* _What is asked_: Without omitting anything, return the records precisely as given.

* _Dataset rows_:

______

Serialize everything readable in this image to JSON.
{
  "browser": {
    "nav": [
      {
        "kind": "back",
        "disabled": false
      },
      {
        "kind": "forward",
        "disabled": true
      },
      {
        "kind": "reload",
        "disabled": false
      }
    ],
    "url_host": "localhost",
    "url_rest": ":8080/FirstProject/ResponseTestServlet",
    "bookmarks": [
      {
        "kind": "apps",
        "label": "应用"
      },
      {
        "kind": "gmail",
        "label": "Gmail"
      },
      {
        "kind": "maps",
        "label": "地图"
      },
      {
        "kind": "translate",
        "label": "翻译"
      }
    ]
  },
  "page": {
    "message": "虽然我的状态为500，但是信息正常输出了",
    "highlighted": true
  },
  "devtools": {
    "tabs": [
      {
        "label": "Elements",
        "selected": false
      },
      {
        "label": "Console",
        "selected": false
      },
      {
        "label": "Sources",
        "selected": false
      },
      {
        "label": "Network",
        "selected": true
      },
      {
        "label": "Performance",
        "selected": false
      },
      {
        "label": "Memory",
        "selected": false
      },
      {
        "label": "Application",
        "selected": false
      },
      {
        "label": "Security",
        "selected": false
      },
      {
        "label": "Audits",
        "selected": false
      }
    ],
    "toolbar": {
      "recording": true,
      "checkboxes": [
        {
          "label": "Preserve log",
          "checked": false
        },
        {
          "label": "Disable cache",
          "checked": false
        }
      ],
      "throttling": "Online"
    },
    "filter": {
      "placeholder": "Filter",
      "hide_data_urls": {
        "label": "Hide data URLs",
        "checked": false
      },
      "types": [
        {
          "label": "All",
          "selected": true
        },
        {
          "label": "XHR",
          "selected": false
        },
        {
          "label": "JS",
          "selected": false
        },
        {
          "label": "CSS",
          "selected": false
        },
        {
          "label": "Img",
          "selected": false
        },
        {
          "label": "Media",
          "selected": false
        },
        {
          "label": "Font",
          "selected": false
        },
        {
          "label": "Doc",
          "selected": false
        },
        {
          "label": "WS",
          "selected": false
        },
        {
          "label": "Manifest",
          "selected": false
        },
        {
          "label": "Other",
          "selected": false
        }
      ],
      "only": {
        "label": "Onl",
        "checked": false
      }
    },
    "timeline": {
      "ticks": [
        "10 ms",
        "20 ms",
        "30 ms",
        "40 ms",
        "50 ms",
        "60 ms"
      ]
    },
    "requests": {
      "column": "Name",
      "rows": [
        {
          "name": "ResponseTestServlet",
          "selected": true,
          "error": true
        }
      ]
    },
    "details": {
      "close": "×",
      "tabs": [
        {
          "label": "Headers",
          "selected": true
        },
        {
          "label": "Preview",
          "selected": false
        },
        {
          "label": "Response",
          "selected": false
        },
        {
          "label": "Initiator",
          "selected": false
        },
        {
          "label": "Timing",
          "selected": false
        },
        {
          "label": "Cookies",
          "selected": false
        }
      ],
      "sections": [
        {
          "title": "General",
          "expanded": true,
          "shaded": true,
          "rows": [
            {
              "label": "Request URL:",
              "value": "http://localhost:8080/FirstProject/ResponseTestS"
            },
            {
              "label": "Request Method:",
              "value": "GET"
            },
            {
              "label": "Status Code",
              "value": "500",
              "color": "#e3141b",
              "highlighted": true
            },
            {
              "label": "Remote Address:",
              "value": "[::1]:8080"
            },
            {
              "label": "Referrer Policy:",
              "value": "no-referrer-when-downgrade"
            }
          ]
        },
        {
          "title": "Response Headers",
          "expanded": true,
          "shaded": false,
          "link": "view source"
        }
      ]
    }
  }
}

______

* _Answer to the exercise_:
Serialize everything readable in this image to JSON.
{
  "browser": {
    "nav": [
      {
        "kind": "back",
        "disabled": false
      },
      {
        "kind": "forward",
        "disabled": true
      },
      {
        "kind": "reload",
        "disabled": false
      }
    ],
    "url_host": "localhost",
    "url_rest": ":8080/FirstProject/ResponseTestServlet",
    "bookmarks": [
      {
        "kind": "apps",
        "label": "应用"
      },
      {
        "kind": "gmail",
        "label": "Gmail"
      },
      {
        "kind": "maps",
        "label": "地图"
      },
      {
        "kind": "translate",
        "label": "翻译"
      }
    ]
  },
  "page": {
    "message": "虽然我的状态为500，但是信息正常输出了",
    "highlighted": true
  },
  "devtools": {
    "tabs": [
      {
        "label": "Elements",
        "selected": false
      },
      {
        "label": "Console",
        "selected": false
      },
      {
        "label": "Sources",
        "selected": false
      },
      {
        "label": "Network",
        "selected": true
      },
      {
        "label": "Performance",
        "selected": false
      },
      {
        "label": "Memory",
        "selected": false
      },
      {
        "label": "Application",
        "selected": false
      },
      {
        "label": "Security",
        "selected": false
      },
      {
        "label": "Audits",
        "selected": false
      }
    ],
    "toolbar": {
      "recording": true,
      "checkboxes": [
        {
          "label": "Preserve log",
          "checked": false
        },
        {
          "label": "Disable cache",
          "checked": false
        }
      ],
      "throttling": "Online"
    },
    "filter": {
      "placeholder": "Filter",
      "hide_data_urls": {
        "label": "Hide data URLs",
        "checked": false
      },
      "types": [
        {
          "label": "All",
          "selected": true
        },
        {
          "label": "XHR",
          "selected": false
        },
        {
          "label": "JS",
          "selected": false
        },
        {
          "label": "CSS",
          "selected": false
        },
        {
          "label": "Img",
          "selected": false
        },
        {
          "label": "Media",
          "selected": false
        },
        {
          "label": "Font",
          "selected": false
        },
        {
          "label": "Doc",
          "selected": false
        },
        {
          "label": "WS",
          "selected": false
        },
        {
          "label": "Manifest",
          "selected": false
        },
        {
          "label": "Other",
          "selected": false
        }
      ],
      "only": {
        "label": "Onl",
        "checked": false
      }
    },
    "timeline": {
      "ticks": [
        "10 ms",
        "20 ms",
        "30 ms",
        "40 ms",
        "50 ms",
        "60 ms"
      ]
    },
    "requests": {
      "column": "Name",
      "rows": [
        {
          "name": "ResponseTestServlet",
          "selected": true,
          "error": true
        }
      ]
    },
    "details": {
      "close": "×",
      "tabs": [
        {
          "label": "Headers",
          "selected": true
        },
        {
          "label": "Preview",
          "selected": false
        },
        {
          "label": "Response",
          "selected": false
        },
        {
          "label": "Initiator",
          "selected": false
        },
        {
          "label": "Timing",
          "selected": false
        },
        {
          "label": "Cookies",
          "selected": false
        }
      ],
      "sections": [
        {
          "title": "General",
          "expanded": true,
          "shaded": true,
          "rows": [
            {
              "label": "Request URL:",
              "value": "http://localhost:8080/FirstProject/ResponseTestS"
            },
            {
              "label": "Request Method:",
              "value": "GET"
            },
            {
              "label": "Status Code",
              "value": "500",
              "color": "#e3141b",
              "highlighted": true
            },
            {
              "label": "Remote Address:",
              "value": "[::1]:8080"
            },
            {
              "label": "Referrer Policy:",
              "value": "no-referrer-when-downgrade"
            }
          ]
        },
        {
          "title": "Response Headers",
          "expanded": true,
          "shaded": false,
          "link": "view source"
        }
      ]
    }
  }
}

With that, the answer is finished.